▶ Task directions: Check each line of the material below for "grid", then copy the ones that contain it.

* START Task data *

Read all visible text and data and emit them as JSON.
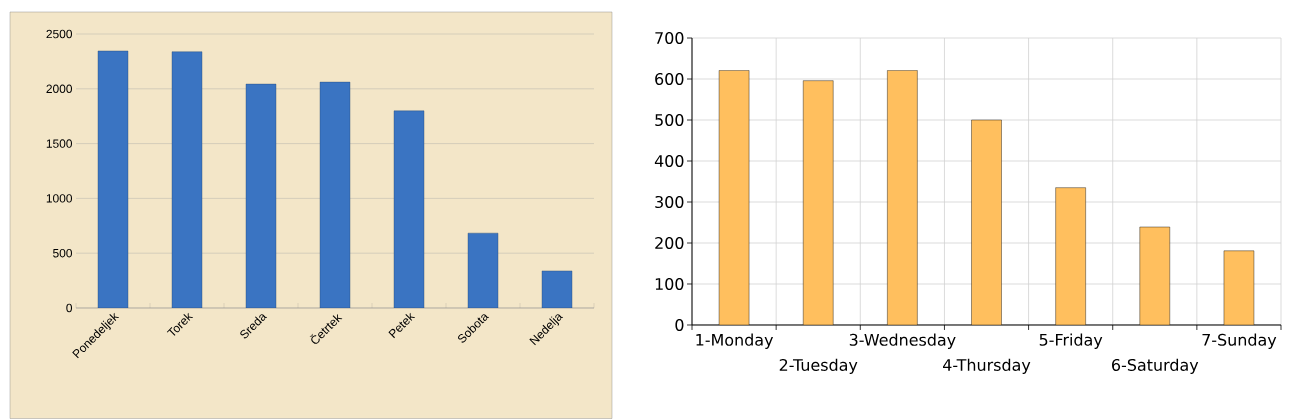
{
  "chart_data": [
    {
      "type": "bar",
      "categories": [
        "Ponedeljek",
        "Torek",
        "Sreda",
        "Četrtek",
        "Petek",
        "Sobota",
        "Nedelja"
      ],
      "values": [
        2345,
        2338,
        2043,
        2061,
        1799,
        683,
        338
      ],
      "color": "#3a74c2",
      "ylim": [
        0,
        2500
      ],
      "yticks": [
        0,
        500,
        1000,
        1500,
        2000,
        2500
      ],
      "grid": "y"
    },
    {
      "type": "bar",
      "categories": [
        "1-Monday",
        "2-Tuesday",
        "3-Wednesday",
        "4-Thursday",
        "5-Friday",
        "6-Saturday",
        "7-Sunday"
      ],
      "values": [
        621,
        596,
        621,
        500,
        335,
        239,
        181
      ],
      "color": "#ffbf5e",
      "ylim": [
        0,
        700
      ],
      "yticks": [
        0,
        100,
        200,
        300,
        400,
        500,
        600,
        700
      ],
      "grid": true
    }
  ]
}
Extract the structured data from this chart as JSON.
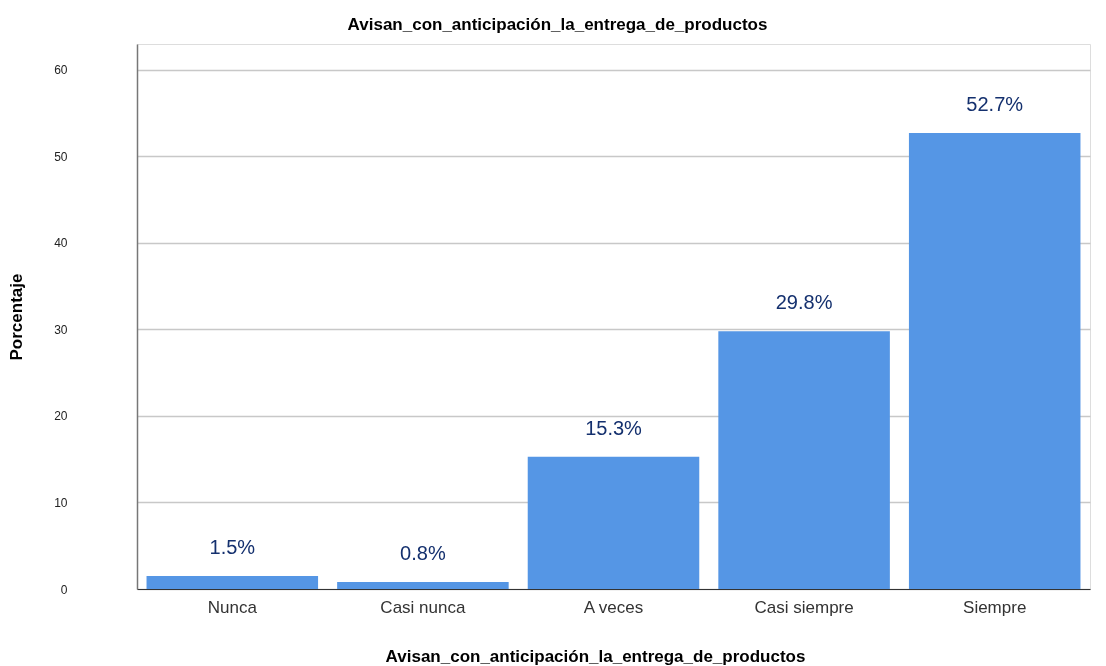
{
  "chart_data": {
    "type": "bar",
    "title": "Avisan_con_anticipación_la_entrega_de_productos",
    "xlabel": "Avisan_con_anticipación_la_entrega_de_productos",
    "ylabel": "Porcentaje",
    "categories": [
      "Nunca",
      "Casi nunca",
      "A veces",
      "Casi siempre",
      "Siempre"
    ],
    "values": [
      1.5,
      0.8,
      15.3,
      29.8,
      52.7
    ],
    "value_labels": [
      "1.5%",
      "0.8%",
      "15.3%",
      "29.8%",
      "52.7%"
    ],
    "color": "#5596e5",
    "ylim": [
      0,
      63
    ],
    "yticks": [
      0,
      10,
      20,
      30,
      40,
      50,
      60
    ],
    "grid": "y"
  }
}
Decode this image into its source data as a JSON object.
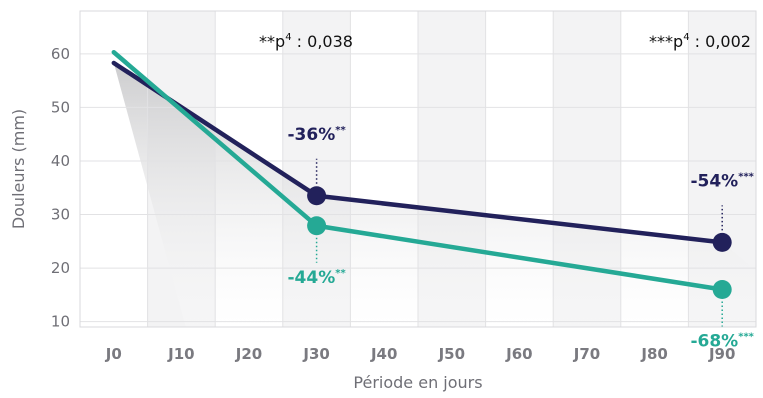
{
  "chart_data": {
    "type": "line",
    "title": "",
    "xlabel": "Période en jours",
    "ylabel": "Douleurs (mm)",
    "categories": [
      "J0",
      "J10",
      "J20",
      "J30",
      "J40",
      "J50",
      "J60",
      "J70",
      "J80",
      "J90"
    ],
    "y_ticks": [
      10,
      20,
      30,
      40,
      50,
      60
    ],
    "ylim": [
      9,
      68
    ],
    "grid": true,
    "series": [
      {
        "color": "#22215b",
        "points": [
          {
            "x": "J0",
            "y": 58.3
          },
          {
            "x": "J30",
            "y": 33.5
          },
          {
            "x": "J90",
            "y": 24.8
          }
        ],
        "markers": [
          "J30",
          "J90"
        ]
      },
      {
        "color": "#25a995",
        "points": [
          {
            "x": "J0",
            "y": 60.3
          },
          {
            "x": "J30",
            "y": 27.9
          },
          {
            "x": "J90",
            "y": 16.0
          }
        ],
        "markers": [
          "J30",
          "J90"
        ]
      }
    ],
    "annotations": [
      {
        "x": "J30",
        "series": 0,
        "position": "above",
        "text": "-36%",
        "sup": "**"
      },
      {
        "x": "J90",
        "series": 0,
        "position": "above",
        "text": "-54%",
        "sup": "***"
      },
      {
        "x": "J30",
        "series": 1,
        "position": "below",
        "text": "-44%",
        "sup": "**"
      },
      {
        "x": "J90",
        "series": 1,
        "position": "below",
        "text": "-68%",
        "sup": "***"
      }
    ],
    "pvalues": [
      {
        "prefix": "**p",
        "sup": "4",
        "value": " : 0,038"
      },
      {
        "prefix": "***p",
        "sup": "4",
        "value": " : 0,002"
      }
    ]
  }
}
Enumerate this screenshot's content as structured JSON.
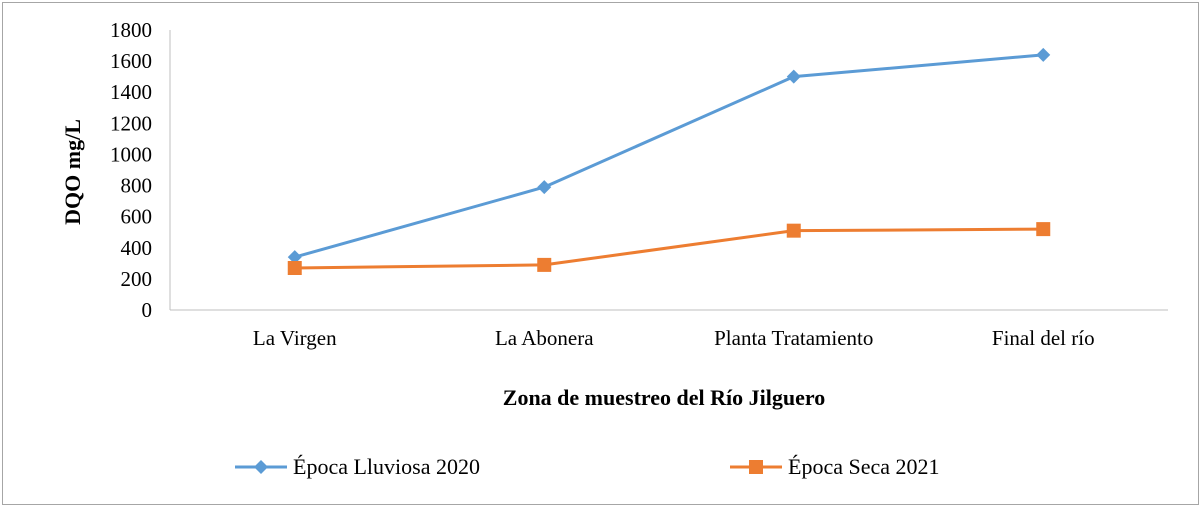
{
  "chart_data": {
    "type": "line",
    "title": "",
    "xlabel": "Zona de muestreo del Río Jilguero",
    "ylabel": "DQO  mg/L",
    "categories": [
      "La Virgen",
      "La Abonera",
      "Planta Tratamiento",
      "Final del río"
    ],
    "ylim": [
      0,
      1800
    ],
    "yticks": [
      0,
      200,
      400,
      600,
      800,
      1000,
      1200,
      1400,
      1600,
      1800
    ],
    "grid": false,
    "legend_position": "bottom",
    "series": [
      {
        "name": "Época Lluviosa 2020",
        "values": [
          340,
          790,
          1500,
          1640
        ],
        "color": "#5b9bd5",
        "marker": "diamond"
      },
      {
        "name": "Época Seca 2021",
        "values": [
          270,
          290,
          510,
          520
        ],
        "color": "#ed7d31",
        "marker": "square"
      }
    ]
  }
}
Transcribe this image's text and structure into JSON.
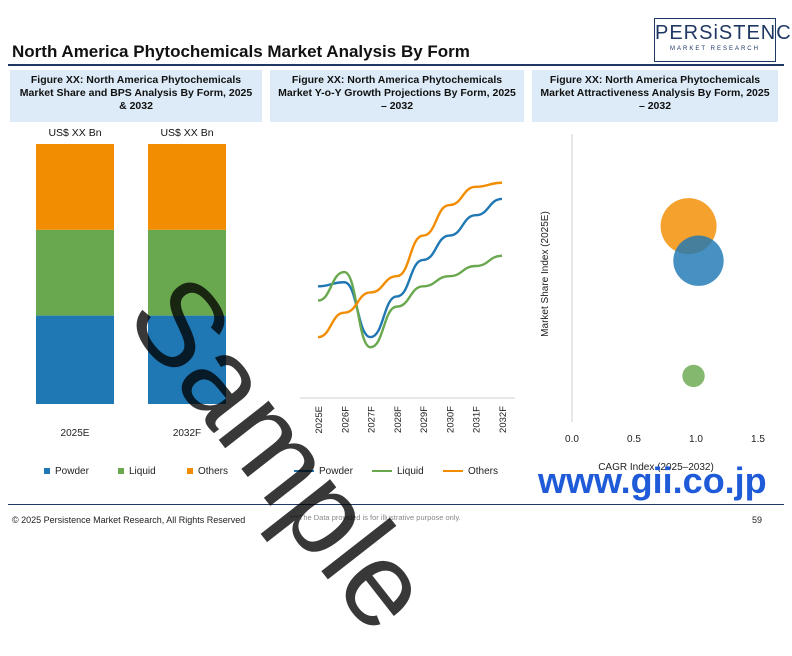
{
  "title": "North America Phytochemicals Market Analysis By Form",
  "logo": {
    "main": "PERSiSTENCE",
    "sub": "MARKET RESEARCH"
  },
  "panels": {
    "p1": "Figure XX: North America Phytochemicals Market Share and BPS Analysis By Form, 2025 & 2032",
    "p2": "Figure XX: North America Phytochemicals Market Y-o-Y Growth Projections By Form, 2025 – 2032",
    "p3": "Figure XX: North America Phytochemicals Market Attractiveness Analysis By Form, 2025 – 2032"
  },
  "colors": {
    "powder": "#1f77b4",
    "liquid": "#6aa84f",
    "others": "#f28c00",
    "header_bg": "#dcebf7",
    "accent": "#1f3864"
  },
  "chart_data": [
    {
      "type": "bar",
      "stacked": true,
      "categories": [
        "2025E",
        "2032F"
      ],
      "bar_labels": [
        "US$ XX Bn",
        "US$ XX Bn"
      ],
      "series": [
        {
          "name": "Powder",
          "values": [
            0.34,
            0.34
          ]
        },
        {
          "name": "Liquid",
          "values": [
            0.33,
            0.33
          ]
        },
        {
          "name": "Others",
          "values": [
            0.33,
            0.33
          ]
        }
      ],
      "legend": "bottom"
    },
    {
      "type": "line",
      "x": [
        "2025E",
        "2026F",
        "2027F",
        "2028F",
        "2029F",
        "2030F",
        "2031F",
        "2032F"
      ],
      "series": [
        {
          "name": "Powder",
          "values": [
            0.55,
            0.57,
            0.3,
            0.5,
            0.68,
            0.8,
            0.9,
            0.98
          ]
        },
        {
          "name": "Liquid",
          "values": [
            0.48,
            0.62,
            0.25,
            0.45,
            0.55,
            0.6,
            0.65,
            0.7
          ]
        },
        {
          "name": "Others",
          "values": [
            0.3,
            0.42,
            0.52,
            0.6,
            0.8,
            0.95,
            1.04,
            1.06
          ]
        }
      ],
      "ylim": [
        0,
        1.3
      ],
      "legend": "bottom"
    },
    {
      "type": "scatter",
      "xlabel": "CAGR Index (2025–2032)",
      "ylabel": "Market Share Index (2025E)",
      "xticks": [
        "0.0",
        "0.5",
        "1.0",
        "1.5"
      ],
      "xlim": [
        0,
        1.5
      ],
      "ylim": [
        0,
        1.5
      ],
      "points": [
        {
          "name": "Others",
          "x": 0.94,
          "y": 1.02,
          "size": 1.0
        },
        {
          "name": "Powder",
          "x": 1.02,
          "y": 0.84,
          "size": 0.9
        },
        {
          "name": "Liquid",
          "x": 0.98,
          "y": 0.24,
          "size": 0.4
        }
      ]
    }
  ],
  "legend_labels": {
    "powder": "Powder",
    "liquid": "Liquid",
    "others": "Others"
  },
  "watermark": "Sample",
  "watermark2": "www.gii.co.jp",
  "footer": {
    "copyright": "© 2025 Persistence Market Research, All Rights Reserved",
    "note": "***The Data provided is for illustrative purpose only.",
    "page": "59"
  }
}
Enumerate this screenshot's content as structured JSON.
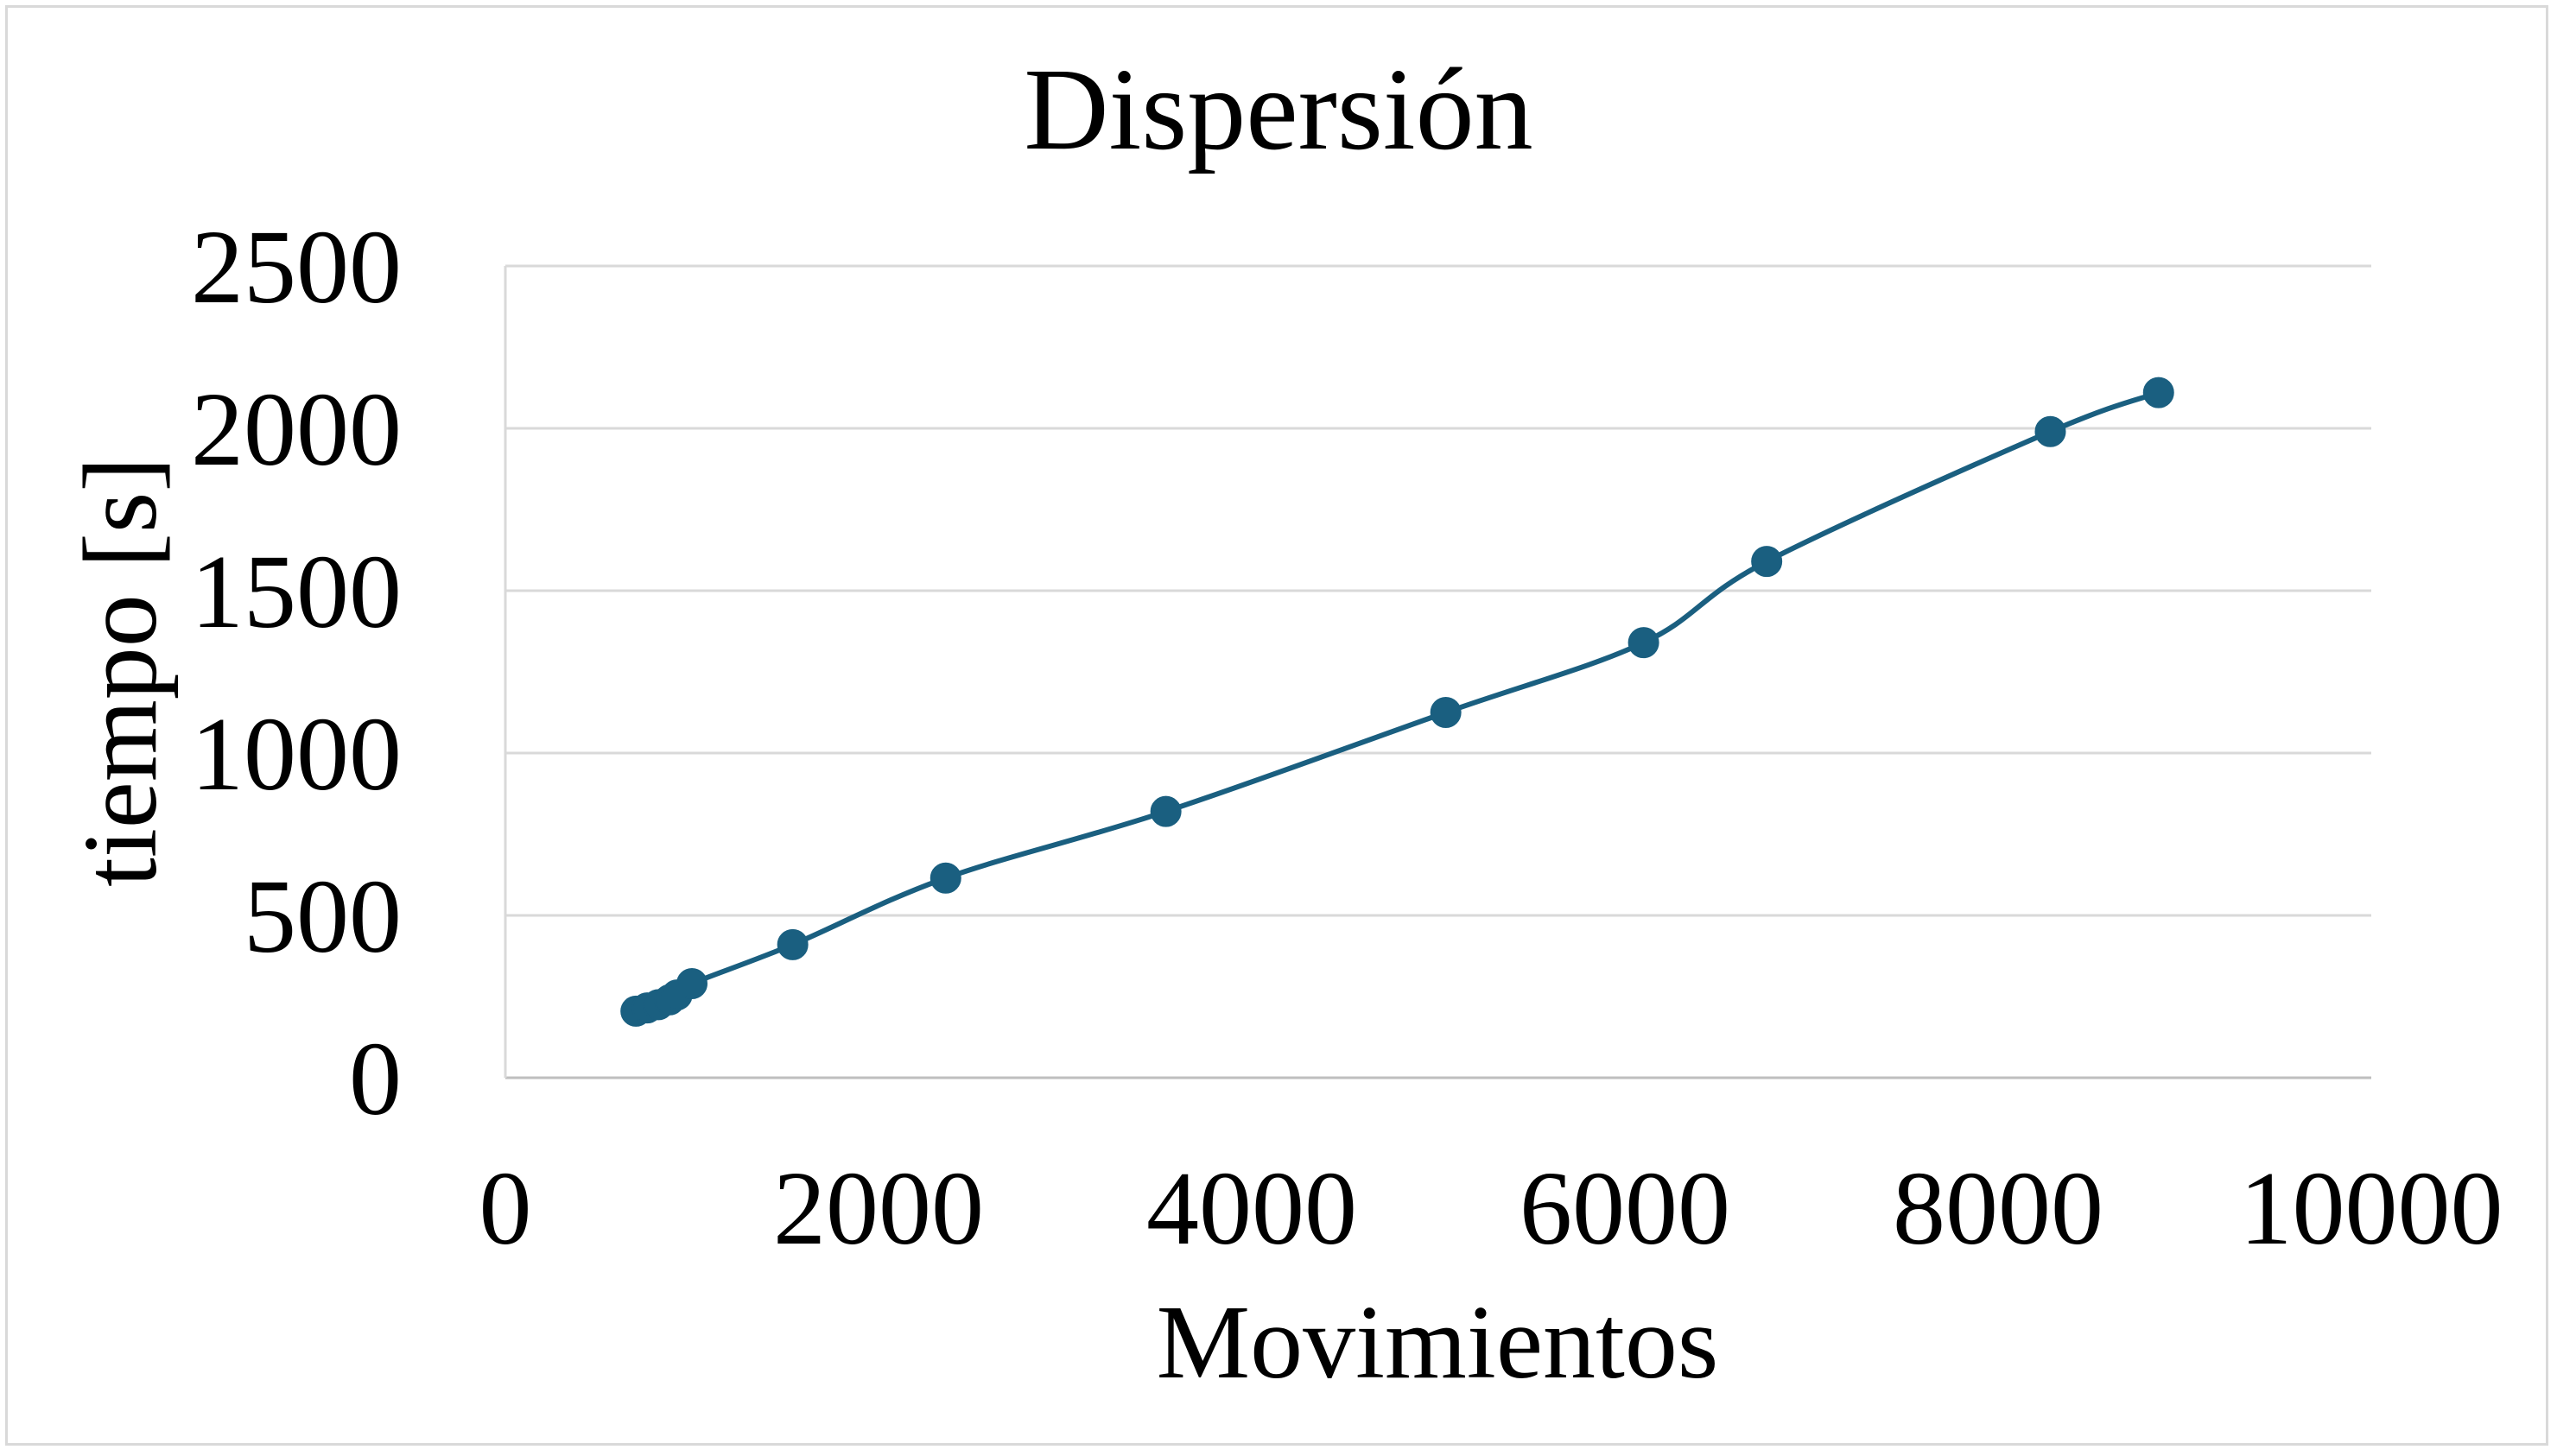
{
  "chart_data": {
    "type": "scatter",
    "title": "Dispersión",
    "xlabel": "Movimientos",
    "ylabel": "tiempo [s]",
    "xlim": [
      0,
      10000
    ],
    "ylim": [
      0,
      2500
    ],
    "xticks": [
      "0",
      "2000",
      "4000",
      "6000",
      "8000",
      "10000"
    ],
    "yticks": [
      "0",
      "500",
      "1000",
      "1500",
      "2000",
      "2500"
    ],
    "grid": "horizontal",
    "line_style": "smooth",
    "series_color": "#1a5f80",
    "series": [
      {
        "points": [
          {
            "x": 700,
            "y": 205
          },
          {
            "x": 760,
            "y": 215
          },
          {
            "x": 820,
            "y": 225
          },
          {
            "x": 880,
            "y": 240
          },
          {
            "x": 920,
            "y": 255
          },
          {
            "x": 1000,
            "y": 290
          },
          {
            "x": 1540,
            "y": 410
          },
          {
            "x": 2360,
            "y": 615
          },
          {
            "x": 3540,
            "y": 820
          },
          {
            "x": 5040,
            "y": 1125
          },
          {
            "x": 6100,
            "y": 1340
          },
          {
            "x": 6760,
            "y": 1590
          },
          {
            "x": 8280,
            "y": 1990
          },
          {
            "x": 8860,
            "y": 2110
          }
        ]
      }
    ]
  }
}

* END Task data *

▶ Answer to this task:
      "grid": "y"
      "grid": true
    "grid": "y"
    "grid": true,
    "grid": false,
    "grid": "horizontal",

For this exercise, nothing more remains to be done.